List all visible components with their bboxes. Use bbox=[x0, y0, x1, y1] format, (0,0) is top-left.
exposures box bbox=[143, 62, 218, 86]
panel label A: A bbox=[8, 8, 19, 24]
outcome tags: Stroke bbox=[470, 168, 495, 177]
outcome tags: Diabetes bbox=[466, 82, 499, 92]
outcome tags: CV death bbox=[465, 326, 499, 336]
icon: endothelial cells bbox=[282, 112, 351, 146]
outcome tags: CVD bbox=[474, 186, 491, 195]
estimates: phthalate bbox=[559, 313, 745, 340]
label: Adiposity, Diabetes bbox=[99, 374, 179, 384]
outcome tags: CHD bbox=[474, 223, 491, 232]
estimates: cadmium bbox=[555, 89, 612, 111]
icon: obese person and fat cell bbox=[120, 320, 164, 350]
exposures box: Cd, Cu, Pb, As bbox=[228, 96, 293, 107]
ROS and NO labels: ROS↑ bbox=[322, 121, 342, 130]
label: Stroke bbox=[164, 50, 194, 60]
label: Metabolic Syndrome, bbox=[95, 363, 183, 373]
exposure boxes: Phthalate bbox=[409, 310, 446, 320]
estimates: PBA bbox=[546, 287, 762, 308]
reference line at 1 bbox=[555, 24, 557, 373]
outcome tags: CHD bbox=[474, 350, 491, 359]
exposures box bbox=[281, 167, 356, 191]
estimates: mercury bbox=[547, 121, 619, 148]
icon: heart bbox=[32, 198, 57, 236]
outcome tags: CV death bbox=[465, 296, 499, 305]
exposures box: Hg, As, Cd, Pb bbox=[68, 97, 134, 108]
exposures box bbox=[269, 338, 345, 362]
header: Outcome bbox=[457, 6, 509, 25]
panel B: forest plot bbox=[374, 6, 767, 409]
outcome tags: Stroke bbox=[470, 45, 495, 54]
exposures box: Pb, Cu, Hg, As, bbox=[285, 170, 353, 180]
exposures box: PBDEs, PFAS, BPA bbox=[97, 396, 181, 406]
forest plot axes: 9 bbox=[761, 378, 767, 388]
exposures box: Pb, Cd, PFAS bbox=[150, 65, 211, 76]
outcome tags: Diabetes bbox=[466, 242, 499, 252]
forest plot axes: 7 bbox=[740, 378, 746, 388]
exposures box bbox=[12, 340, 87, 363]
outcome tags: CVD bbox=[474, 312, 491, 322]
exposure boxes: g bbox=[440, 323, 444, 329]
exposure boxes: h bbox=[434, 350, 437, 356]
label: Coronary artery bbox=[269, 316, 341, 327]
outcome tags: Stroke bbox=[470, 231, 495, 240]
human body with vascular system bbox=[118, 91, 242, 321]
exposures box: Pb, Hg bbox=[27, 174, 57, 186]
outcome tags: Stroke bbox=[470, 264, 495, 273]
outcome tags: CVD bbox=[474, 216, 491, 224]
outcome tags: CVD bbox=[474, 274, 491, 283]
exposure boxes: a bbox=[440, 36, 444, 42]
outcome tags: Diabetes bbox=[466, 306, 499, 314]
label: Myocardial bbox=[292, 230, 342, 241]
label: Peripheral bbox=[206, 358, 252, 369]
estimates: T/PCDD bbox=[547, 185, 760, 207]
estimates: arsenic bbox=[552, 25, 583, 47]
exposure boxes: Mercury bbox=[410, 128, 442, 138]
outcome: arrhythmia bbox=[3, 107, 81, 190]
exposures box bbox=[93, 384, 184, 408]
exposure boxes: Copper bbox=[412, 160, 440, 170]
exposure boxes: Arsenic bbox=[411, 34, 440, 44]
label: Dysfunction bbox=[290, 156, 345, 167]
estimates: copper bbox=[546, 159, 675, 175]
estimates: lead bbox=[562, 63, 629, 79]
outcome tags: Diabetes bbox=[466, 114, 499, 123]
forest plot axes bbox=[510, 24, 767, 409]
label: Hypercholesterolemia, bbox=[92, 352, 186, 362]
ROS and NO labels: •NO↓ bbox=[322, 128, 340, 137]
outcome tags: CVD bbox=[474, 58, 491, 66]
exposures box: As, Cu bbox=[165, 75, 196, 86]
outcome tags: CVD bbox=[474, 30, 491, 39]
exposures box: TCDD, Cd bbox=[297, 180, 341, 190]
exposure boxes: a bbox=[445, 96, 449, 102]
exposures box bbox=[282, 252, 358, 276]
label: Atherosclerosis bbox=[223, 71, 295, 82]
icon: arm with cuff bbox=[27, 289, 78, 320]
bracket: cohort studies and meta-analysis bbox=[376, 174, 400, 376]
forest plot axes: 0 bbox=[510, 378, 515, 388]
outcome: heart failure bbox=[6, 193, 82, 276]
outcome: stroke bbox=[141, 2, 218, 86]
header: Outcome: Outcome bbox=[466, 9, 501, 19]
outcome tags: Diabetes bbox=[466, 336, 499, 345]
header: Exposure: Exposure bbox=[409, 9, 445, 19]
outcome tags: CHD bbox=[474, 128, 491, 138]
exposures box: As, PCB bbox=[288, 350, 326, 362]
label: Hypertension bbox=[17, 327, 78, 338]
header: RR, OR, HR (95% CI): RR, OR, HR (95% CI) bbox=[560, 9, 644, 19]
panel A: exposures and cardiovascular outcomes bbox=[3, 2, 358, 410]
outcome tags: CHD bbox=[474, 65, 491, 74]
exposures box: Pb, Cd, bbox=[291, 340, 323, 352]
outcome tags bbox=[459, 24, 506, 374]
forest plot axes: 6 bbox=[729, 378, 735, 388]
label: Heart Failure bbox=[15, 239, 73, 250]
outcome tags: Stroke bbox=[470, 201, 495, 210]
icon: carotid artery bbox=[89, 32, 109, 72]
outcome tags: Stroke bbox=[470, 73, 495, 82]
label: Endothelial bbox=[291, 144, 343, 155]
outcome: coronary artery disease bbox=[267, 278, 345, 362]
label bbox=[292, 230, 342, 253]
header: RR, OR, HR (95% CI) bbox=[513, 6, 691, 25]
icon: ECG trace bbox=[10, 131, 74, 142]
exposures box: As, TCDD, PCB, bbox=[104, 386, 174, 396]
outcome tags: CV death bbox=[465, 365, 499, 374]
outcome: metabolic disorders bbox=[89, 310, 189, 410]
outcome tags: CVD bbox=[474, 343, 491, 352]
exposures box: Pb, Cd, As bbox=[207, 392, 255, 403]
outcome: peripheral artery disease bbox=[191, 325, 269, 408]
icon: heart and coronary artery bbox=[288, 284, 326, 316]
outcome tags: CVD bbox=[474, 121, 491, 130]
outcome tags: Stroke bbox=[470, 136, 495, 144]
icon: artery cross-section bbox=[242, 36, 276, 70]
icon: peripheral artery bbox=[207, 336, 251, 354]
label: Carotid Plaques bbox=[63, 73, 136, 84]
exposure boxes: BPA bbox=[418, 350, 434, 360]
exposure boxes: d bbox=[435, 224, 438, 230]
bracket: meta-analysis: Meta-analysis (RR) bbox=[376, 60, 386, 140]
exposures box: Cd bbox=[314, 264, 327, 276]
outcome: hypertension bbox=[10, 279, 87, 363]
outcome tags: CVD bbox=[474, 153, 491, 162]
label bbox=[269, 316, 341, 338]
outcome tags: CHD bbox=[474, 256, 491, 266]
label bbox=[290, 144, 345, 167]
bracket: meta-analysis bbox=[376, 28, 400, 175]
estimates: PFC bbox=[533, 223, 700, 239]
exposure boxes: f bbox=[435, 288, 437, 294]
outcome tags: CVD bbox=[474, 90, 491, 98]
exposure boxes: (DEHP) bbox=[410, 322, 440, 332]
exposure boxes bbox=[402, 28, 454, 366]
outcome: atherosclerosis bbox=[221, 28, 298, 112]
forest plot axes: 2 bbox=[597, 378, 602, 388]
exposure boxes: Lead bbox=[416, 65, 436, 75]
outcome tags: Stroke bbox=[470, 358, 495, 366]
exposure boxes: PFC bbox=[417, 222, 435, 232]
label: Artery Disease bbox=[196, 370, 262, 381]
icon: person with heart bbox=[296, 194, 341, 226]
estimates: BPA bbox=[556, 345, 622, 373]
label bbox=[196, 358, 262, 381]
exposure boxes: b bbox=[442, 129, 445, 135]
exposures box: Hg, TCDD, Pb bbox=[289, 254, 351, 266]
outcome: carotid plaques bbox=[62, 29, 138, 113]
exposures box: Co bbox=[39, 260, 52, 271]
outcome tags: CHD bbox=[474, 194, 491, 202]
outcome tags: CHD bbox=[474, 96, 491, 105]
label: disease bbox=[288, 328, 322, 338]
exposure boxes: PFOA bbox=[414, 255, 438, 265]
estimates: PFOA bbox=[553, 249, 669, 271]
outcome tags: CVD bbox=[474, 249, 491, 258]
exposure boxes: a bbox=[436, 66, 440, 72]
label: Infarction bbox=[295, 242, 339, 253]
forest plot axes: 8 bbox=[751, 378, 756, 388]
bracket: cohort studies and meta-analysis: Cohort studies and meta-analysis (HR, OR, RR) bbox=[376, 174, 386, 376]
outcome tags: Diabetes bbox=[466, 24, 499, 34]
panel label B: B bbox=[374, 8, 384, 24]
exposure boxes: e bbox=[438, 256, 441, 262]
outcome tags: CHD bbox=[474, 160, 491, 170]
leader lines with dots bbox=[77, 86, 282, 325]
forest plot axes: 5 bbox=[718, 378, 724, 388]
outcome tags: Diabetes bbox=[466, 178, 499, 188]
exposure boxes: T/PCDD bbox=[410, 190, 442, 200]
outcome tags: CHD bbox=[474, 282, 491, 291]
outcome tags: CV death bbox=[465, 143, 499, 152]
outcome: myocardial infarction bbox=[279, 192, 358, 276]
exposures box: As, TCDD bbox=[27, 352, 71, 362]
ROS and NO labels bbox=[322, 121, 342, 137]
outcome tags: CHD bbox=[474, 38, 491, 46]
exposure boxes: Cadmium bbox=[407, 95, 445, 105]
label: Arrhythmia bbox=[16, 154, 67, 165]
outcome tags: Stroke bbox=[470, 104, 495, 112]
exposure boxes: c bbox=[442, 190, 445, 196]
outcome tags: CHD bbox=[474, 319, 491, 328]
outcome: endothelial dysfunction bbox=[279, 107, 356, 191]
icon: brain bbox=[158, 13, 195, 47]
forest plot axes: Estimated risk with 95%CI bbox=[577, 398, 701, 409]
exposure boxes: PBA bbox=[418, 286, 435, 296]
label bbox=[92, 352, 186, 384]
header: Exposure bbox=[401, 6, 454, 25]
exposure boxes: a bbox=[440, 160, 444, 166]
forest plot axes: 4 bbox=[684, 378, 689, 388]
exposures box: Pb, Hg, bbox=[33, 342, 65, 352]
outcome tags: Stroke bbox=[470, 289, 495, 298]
- - -
### Work to be completed
A single figure is expected: the count of lines in the data above that include the word "analysis".

### Task result
4